- _Task description_:
Copy all the data exactly, except the pictures.

- _Source records_:
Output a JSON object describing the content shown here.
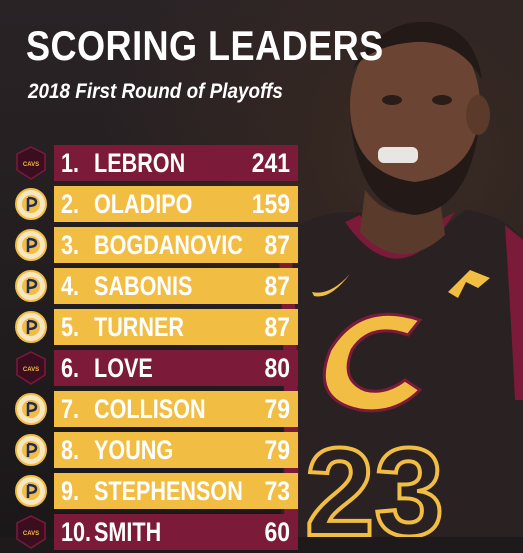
{
  "header": {
    "title": "SCORING LEADERS",
    "subtitle": "2018 First Round of Playoffs"
  },
  "team_colors": {
    "cavaliers": "#7c1a3a",
    "pacers": "#f1bd43"
  },
  "jersey": {
    "number": "23"
  },
  "leaders": [
    {
      "rank": "1.",
      "name": "LEBRON",
      "points": "241",
      "team": "cavaliers",
      "logo_icon": "cavaliers-logo-icon"
    },
    {
      "rank": "2.",
      "name": "OLADIPO",
      "points": "159",
      "team": "pacers",
      "logo_icon": "pacers-logo-icon"
    },
    {
      "rank": "3.",
      "name": "BOGDANOVIC",
      "points": "87",
      "team": "pacers",
      "logo_icon": "pacers-logo-icon"
    },
    {
      "rank": "4.",
      "name": "SABONIS",
      "points": "87",
      "team": "pacers",
      "logo_icon": "pacers-logo-icon"
    },
    {
      "rank": "5.",
      "name": "TURNER",
      "points": "87",
      "team": "pacers",
      "logo_icon": "pacers-logo-icon"
    },
    {
      "rank": "6.",
      "name": "LOVE",
      "points": "80",
      "team": "cavaliers",
      "logo_icon": "cavaliers-logo-icon"
    },
    {
      "rank": "7.",
      "name": "COLLISON",
      "points": "79",
      "team": "pacers",
      "logo_icon": "pacers-logo-icon"
    },
    {
      "rank": "8.",
      "name": "YOUNG",
      "points": "79",
      "team": "pacers",
      "logo_icon": "pacers-logo-icon"
    },
    {
      "rank": "9.",
      "name": "STEPHENSON",
      "points": "73",
      "team": "pacers",
      "logo_icon": "pacers-logo-icon"
    },
    {
      "rank": "10.",
      "name": "SMITH",
      "points": "60",
      "team": "cavaliers",
      "logo_icon": "cavaliers-logo-icon"
    }
  ]
}
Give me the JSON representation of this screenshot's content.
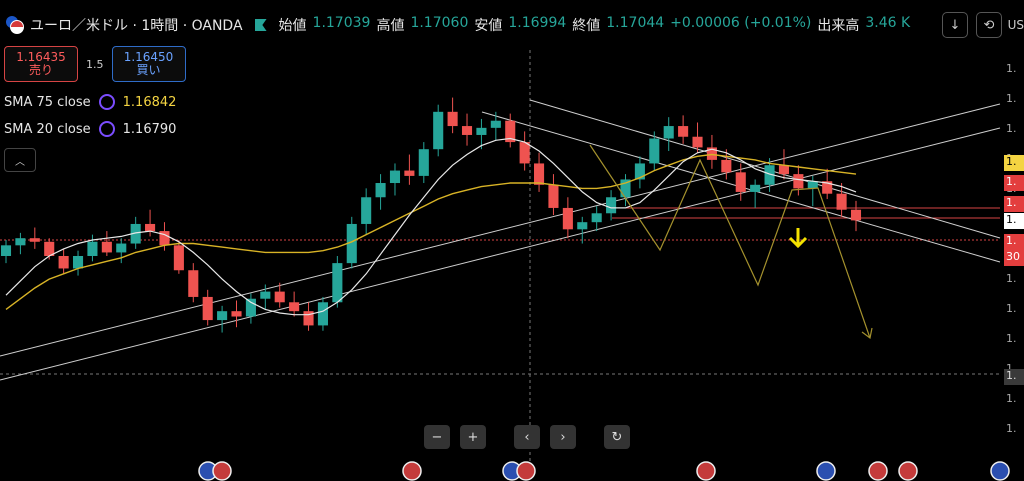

- _Answer in full_:
Output a JSON object describing the content shown here.
{
  "header": {
    "title": "SCORING LEADERS",
    "subtitle": "2018 First Round of Playoffs"
  },
  "team_colors": {
    "cavaliers": "#7c1a3a",
    "pacers": "#f1bd43"
  },
  "jersey": {
    "number": "23"
  },
  "leaders": [
    {
      "rank": "1.",
      "name": "LEBRON",
      "points": "241",
      "team": "cavaliers",
      "logo_icon": "cavaliers-logo-icon"
    },
    {
      "rank": "2.",
      "name": "OLADIPO",
      "points": "159",
      "team": "pacers",
      "logo_icon": "pacers-logo-icon"
    },
    {
      "rank": "3.",
      "name": "BOGDANOVIC",
      "points": "87",
      "team": "pacers",
      "logo_icon": "pacers-logo-icon"
    },
    {
      "rank": "4.",
      "name": "SABONIS",
      "points": "87",
      "team": "pacers",
      "logo_icon": "pacers-logo-icon"
    },
    {
      "rank": "5.",
      "name": "TURNER",
      "points": "87",
      "team": "pacers",
      "logo_icon": "pacers-logo-icon"
    },
    {
      "rank": "6.",
      "name": "LOVE",
      "points": "80",
      "team": "cavaliers",
      "logo_icon": "cavaliers-logo-icon"
    },
    {
      "rank": "7.",
      "name": "COLLISON",
      "points": "79",
      "team": "pacers",
      "logo_icon": "pacers-logo-icon"
    },
    {
      "rank": "8.",
      "name": "YOUNG",
      "points": "79",
      "team": "pacers",
      "logo_icon": "pacers-logo-icon"
    },
    {
      "rank": "9.",
      "name": "STEPHENSON",
      "points": "73",
      "team": "pacers",
      "logo_icon": "pacers-logo-icon"
    },
    {
      "rank": "10.",
      "name": "SMITH",
      "points": "60",
      "team": "cavaliers",
      "logo_icon": "cavaliers-logo-icon"
    }
  ]
}
Give me the JSON representation of this screenshot's content.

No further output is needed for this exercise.